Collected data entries
------------

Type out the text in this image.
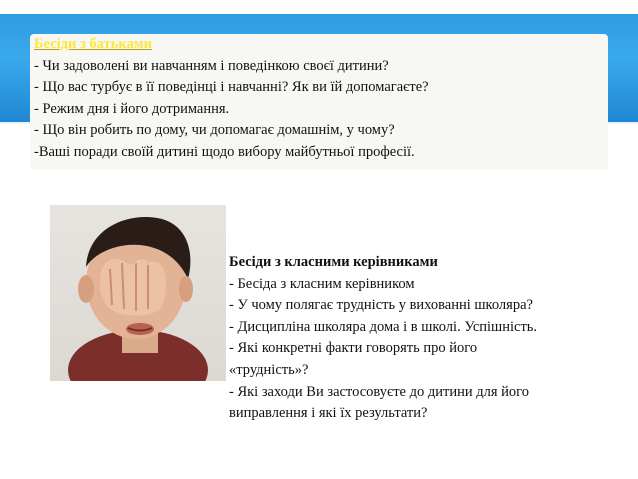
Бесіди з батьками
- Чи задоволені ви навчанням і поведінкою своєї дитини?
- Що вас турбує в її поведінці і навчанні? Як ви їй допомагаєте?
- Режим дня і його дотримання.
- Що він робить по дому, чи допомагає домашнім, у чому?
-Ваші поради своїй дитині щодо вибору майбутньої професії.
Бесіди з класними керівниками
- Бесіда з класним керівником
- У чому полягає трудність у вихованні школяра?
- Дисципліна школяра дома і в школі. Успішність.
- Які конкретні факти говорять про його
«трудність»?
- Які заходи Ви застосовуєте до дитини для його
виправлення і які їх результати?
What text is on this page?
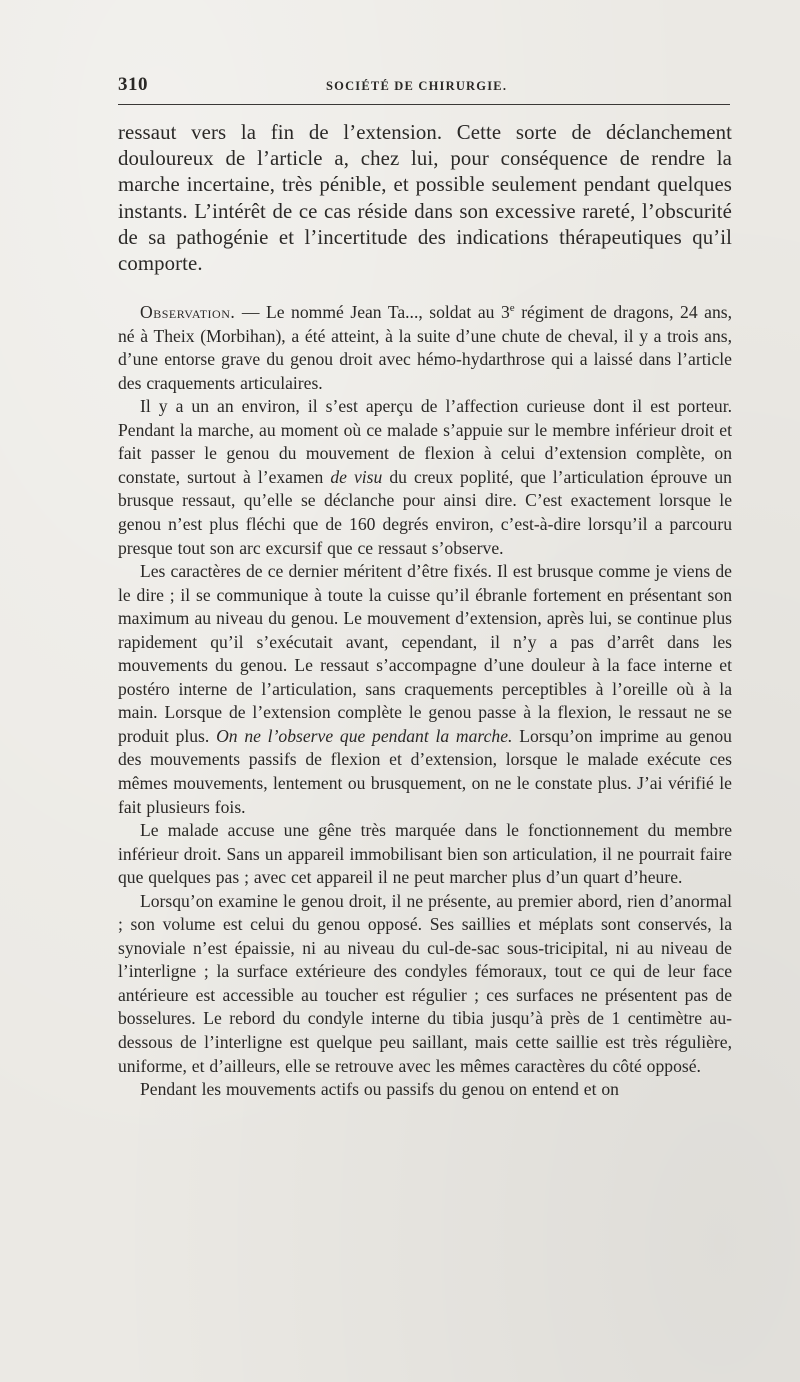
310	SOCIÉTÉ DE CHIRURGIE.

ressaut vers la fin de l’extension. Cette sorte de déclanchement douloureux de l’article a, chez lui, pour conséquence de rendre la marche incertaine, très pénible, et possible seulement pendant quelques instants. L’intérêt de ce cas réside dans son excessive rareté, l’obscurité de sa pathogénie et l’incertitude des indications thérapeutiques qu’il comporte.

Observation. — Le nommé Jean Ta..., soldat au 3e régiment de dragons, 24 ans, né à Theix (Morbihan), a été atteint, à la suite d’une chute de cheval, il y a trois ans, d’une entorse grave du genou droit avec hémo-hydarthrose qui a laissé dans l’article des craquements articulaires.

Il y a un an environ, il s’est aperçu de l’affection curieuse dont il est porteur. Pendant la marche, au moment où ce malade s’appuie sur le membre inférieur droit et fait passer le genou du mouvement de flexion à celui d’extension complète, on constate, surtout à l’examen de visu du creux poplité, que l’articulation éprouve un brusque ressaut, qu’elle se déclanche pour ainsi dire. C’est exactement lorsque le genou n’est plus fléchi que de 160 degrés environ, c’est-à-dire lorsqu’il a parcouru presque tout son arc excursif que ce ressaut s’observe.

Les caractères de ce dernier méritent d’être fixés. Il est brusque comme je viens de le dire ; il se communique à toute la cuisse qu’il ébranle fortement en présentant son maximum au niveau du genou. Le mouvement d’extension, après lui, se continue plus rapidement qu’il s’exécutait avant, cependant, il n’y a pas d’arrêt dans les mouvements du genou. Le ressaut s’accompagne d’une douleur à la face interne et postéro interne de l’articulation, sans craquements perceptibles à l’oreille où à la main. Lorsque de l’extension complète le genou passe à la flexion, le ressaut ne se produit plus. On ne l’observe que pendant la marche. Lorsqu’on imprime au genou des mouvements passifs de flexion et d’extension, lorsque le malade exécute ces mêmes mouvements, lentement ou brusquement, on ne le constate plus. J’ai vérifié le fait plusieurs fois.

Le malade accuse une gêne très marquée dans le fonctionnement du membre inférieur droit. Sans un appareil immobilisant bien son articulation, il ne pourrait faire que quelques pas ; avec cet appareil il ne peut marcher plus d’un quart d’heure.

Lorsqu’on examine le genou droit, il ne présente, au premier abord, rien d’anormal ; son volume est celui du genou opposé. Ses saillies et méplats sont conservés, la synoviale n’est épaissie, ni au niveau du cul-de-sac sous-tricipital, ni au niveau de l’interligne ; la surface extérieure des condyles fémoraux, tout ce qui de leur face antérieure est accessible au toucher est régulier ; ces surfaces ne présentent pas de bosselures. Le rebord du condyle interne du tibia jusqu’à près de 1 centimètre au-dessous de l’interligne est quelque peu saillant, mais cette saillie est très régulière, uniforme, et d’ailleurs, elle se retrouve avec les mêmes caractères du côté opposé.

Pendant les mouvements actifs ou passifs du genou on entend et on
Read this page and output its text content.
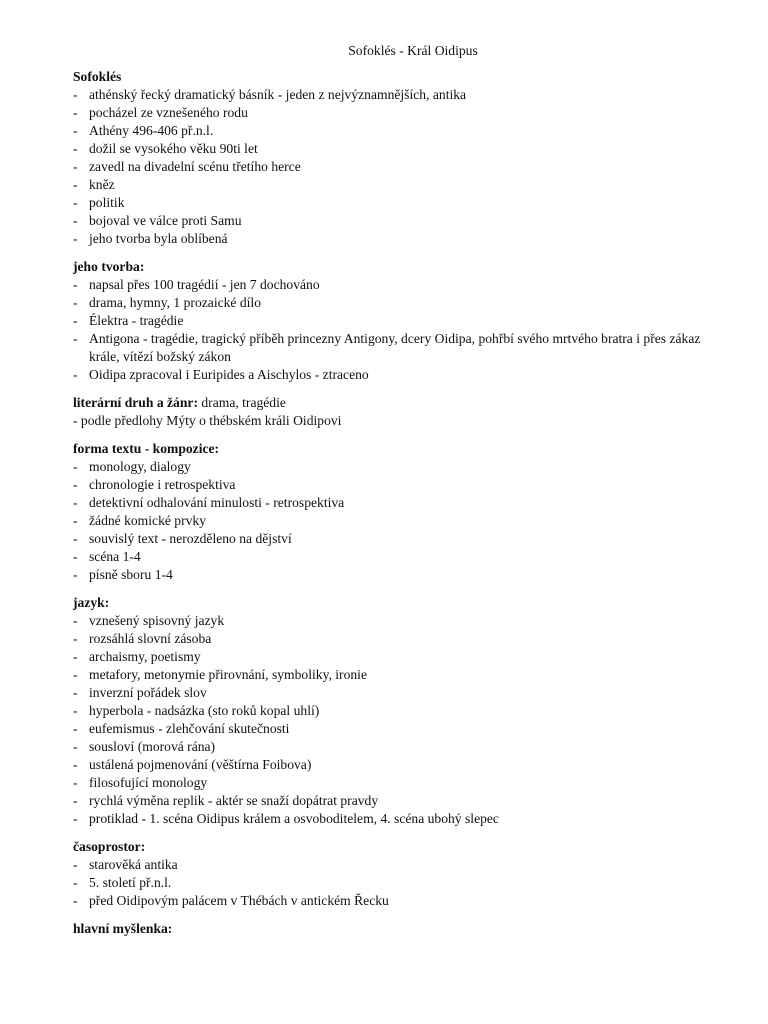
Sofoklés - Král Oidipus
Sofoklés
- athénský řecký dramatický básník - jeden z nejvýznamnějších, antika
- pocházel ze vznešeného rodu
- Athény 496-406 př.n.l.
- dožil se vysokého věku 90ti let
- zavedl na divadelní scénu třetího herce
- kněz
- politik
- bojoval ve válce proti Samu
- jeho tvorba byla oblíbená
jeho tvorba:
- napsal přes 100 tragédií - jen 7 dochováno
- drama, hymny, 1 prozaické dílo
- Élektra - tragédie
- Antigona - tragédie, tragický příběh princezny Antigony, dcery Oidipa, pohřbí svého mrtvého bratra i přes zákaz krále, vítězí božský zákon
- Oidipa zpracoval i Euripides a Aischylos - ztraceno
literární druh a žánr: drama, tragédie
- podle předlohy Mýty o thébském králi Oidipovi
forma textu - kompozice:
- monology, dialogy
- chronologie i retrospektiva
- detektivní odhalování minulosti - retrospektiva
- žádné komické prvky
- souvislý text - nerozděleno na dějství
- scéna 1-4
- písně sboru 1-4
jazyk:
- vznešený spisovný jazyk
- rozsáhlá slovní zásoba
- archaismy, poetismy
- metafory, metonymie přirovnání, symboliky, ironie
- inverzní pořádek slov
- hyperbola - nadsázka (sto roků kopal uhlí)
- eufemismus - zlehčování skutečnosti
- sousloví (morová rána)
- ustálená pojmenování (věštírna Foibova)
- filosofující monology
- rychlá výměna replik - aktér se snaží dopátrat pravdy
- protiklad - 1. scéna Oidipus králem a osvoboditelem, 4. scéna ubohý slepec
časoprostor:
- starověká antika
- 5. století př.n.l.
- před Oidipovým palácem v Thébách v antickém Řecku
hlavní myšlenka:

------------

- The exercise
Take every line from the data above that holds "Бесіди" and copy it out.

- Problem solution
Бесіди з батьками
Бесіди з класними керівниками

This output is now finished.